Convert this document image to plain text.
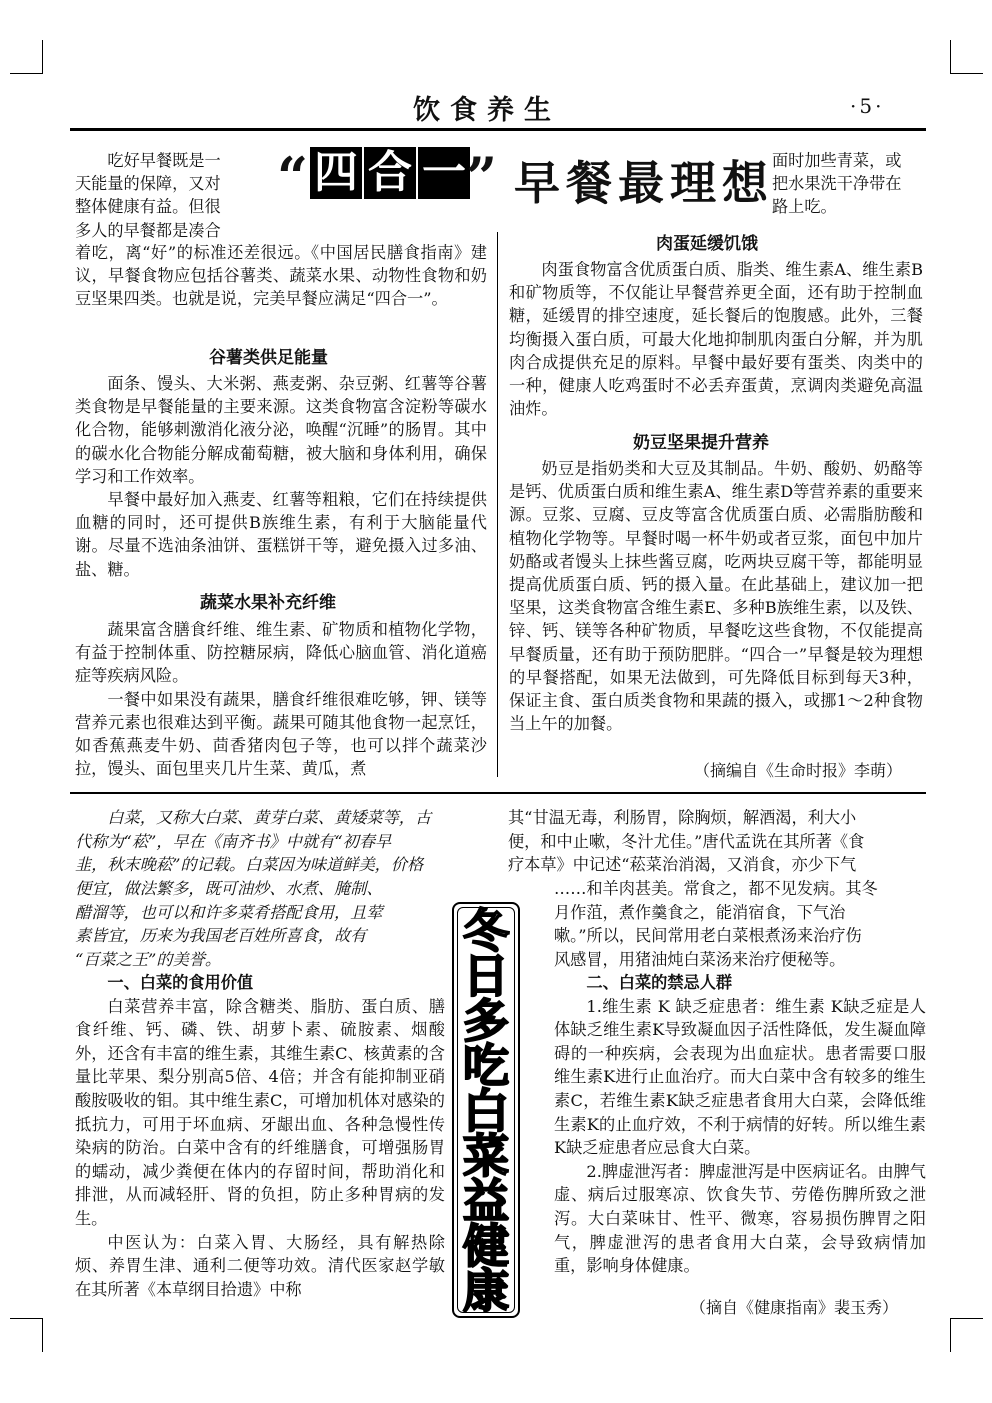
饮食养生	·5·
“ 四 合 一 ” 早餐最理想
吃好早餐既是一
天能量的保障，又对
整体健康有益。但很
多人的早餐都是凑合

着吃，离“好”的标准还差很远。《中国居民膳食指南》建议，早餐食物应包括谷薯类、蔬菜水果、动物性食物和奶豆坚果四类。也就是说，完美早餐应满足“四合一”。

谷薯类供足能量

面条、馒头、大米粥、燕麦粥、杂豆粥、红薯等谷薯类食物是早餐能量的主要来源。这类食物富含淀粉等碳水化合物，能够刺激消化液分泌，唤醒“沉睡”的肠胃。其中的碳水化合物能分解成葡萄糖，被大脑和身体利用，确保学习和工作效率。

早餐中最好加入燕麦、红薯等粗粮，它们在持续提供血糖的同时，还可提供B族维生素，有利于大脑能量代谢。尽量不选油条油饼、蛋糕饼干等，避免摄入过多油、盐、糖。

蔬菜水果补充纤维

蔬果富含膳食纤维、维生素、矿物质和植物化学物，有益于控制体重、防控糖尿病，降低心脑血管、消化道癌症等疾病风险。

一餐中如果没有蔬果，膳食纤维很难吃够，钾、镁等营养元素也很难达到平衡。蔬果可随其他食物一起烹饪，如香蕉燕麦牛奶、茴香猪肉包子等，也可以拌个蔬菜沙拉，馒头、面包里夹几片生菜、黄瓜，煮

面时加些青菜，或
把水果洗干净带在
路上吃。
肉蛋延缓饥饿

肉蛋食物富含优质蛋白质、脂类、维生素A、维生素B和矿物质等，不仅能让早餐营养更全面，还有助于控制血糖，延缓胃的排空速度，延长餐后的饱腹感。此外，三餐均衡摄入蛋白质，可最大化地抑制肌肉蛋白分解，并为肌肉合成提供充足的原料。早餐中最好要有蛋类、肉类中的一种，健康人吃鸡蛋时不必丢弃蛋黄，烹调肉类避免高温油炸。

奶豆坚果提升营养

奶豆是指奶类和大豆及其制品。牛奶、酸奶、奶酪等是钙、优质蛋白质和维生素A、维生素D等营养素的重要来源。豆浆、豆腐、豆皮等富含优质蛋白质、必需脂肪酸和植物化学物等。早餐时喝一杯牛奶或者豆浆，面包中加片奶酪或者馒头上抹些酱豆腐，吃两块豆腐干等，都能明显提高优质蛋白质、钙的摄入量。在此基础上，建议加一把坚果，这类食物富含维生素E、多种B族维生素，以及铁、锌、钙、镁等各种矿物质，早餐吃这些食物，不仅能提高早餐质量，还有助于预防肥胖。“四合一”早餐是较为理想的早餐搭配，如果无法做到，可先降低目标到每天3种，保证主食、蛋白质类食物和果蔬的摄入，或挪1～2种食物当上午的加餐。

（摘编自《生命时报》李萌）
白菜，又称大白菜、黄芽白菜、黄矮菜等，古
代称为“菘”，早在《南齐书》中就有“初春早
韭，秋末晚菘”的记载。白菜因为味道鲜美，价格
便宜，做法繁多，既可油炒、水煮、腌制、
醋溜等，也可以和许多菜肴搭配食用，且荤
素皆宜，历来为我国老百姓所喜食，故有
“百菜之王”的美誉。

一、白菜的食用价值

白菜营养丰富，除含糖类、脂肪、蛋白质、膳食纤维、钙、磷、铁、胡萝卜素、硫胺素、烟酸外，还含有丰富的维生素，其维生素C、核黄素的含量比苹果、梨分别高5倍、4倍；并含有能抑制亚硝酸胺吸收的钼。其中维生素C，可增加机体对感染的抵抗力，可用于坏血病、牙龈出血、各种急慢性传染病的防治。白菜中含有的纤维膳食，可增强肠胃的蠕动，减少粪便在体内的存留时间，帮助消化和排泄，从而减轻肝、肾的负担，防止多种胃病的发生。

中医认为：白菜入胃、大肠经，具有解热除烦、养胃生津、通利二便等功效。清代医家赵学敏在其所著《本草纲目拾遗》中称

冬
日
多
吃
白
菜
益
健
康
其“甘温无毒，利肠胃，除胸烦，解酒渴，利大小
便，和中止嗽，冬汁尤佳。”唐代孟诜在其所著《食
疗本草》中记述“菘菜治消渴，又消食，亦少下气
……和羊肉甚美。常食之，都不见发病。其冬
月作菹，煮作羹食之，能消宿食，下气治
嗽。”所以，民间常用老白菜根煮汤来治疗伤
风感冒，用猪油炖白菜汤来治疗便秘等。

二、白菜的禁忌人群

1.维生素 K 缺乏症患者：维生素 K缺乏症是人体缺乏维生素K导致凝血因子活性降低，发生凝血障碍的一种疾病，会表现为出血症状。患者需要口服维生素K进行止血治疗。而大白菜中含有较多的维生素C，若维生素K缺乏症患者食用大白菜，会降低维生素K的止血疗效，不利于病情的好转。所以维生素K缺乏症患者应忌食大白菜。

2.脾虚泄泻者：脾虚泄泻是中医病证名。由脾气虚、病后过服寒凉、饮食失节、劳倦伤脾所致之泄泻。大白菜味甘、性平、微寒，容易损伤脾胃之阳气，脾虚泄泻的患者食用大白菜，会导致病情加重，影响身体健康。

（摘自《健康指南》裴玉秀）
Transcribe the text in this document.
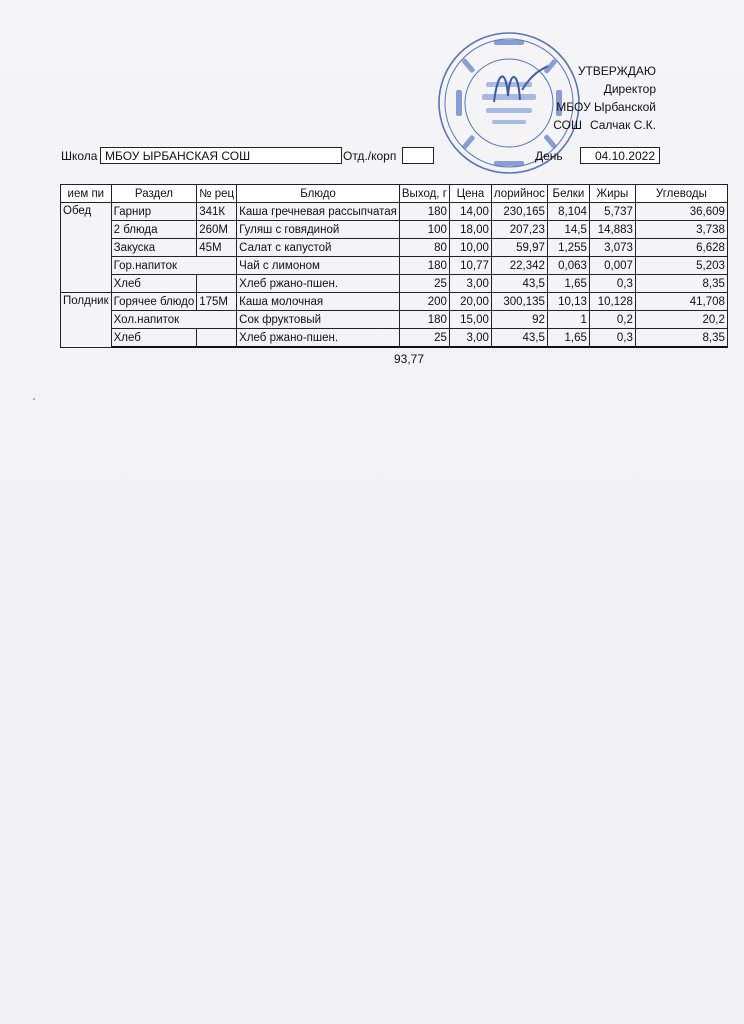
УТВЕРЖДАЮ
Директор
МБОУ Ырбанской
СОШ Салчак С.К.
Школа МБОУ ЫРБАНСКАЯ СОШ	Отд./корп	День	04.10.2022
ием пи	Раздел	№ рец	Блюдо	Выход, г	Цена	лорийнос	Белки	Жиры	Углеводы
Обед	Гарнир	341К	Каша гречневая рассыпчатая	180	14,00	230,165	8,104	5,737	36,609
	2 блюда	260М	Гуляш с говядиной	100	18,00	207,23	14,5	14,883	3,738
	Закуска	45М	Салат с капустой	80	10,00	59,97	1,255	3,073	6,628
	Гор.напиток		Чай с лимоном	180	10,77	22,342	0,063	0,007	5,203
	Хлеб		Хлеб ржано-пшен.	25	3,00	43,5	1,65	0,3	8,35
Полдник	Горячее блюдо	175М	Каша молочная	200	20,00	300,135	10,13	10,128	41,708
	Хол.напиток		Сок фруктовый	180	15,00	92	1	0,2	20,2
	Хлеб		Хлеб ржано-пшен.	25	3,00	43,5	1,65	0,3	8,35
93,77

════════════════

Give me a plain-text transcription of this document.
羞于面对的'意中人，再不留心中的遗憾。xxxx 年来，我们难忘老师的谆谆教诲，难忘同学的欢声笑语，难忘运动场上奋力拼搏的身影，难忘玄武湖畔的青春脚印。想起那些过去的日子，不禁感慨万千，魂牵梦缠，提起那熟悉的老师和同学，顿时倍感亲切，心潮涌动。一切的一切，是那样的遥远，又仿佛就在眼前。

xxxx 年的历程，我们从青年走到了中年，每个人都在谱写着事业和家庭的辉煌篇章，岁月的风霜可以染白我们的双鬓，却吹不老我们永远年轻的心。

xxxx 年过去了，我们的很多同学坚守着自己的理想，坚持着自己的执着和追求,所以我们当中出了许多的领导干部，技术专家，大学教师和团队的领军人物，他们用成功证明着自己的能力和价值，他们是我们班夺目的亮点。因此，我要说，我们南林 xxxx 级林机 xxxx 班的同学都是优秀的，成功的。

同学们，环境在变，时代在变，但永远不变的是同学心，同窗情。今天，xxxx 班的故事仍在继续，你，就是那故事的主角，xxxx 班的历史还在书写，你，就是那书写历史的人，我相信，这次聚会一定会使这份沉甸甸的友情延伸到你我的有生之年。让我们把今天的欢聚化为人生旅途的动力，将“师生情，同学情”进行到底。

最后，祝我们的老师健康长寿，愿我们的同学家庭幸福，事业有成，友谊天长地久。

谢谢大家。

════════════════

- _DIRECTIONS_: Where a line of the data holds "document", show that line.

- _WRITTEN SOLUTION_:
Convert this document image to plain text.
Transcribe the text in this document.
Give me a plain-text transcription of this document.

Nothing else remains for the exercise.